* **Set problem**:
For each line below that includes the word "document", make a copy.

* **Given data**:
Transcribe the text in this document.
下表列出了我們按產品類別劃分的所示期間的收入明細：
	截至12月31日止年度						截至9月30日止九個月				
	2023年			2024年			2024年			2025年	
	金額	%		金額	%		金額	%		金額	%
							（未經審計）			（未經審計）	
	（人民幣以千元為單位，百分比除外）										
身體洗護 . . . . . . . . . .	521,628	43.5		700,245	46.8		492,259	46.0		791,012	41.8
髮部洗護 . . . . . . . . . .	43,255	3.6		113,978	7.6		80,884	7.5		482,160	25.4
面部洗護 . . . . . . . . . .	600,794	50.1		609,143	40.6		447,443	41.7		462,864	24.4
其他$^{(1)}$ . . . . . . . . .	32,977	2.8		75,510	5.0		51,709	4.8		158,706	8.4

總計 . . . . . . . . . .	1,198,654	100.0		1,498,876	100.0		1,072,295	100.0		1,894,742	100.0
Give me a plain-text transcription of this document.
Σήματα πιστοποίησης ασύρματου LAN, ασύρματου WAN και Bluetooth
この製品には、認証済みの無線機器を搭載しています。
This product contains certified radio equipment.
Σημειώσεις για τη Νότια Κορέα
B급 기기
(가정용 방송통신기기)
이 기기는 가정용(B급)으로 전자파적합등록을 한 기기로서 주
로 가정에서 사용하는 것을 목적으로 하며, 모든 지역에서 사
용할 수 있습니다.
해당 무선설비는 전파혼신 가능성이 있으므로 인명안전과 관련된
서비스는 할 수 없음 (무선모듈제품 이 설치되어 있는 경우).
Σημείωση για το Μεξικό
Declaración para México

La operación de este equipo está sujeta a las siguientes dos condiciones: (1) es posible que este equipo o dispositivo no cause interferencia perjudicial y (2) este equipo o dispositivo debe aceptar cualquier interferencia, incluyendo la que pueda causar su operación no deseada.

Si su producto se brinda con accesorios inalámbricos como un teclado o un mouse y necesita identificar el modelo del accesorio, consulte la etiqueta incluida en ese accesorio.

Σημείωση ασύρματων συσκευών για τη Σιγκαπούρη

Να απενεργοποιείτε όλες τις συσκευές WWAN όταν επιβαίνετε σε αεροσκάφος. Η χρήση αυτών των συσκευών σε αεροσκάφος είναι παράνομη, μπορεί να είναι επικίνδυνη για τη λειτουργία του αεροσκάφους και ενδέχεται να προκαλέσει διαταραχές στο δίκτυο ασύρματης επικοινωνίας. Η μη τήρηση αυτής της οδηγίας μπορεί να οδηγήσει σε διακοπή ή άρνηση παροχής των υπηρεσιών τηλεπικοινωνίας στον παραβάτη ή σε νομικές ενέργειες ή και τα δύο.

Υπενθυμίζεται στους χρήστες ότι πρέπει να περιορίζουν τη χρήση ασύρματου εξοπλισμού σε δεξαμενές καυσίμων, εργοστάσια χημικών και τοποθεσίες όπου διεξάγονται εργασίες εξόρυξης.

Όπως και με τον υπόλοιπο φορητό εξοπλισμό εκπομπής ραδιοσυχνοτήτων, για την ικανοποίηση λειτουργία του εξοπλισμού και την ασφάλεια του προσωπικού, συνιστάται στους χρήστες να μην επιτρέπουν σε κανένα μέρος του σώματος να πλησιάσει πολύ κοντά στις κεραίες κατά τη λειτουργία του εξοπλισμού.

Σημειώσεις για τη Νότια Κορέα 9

* **Written response**:
Transcribe the text in this document.
Give me a plain-text transcription of this document.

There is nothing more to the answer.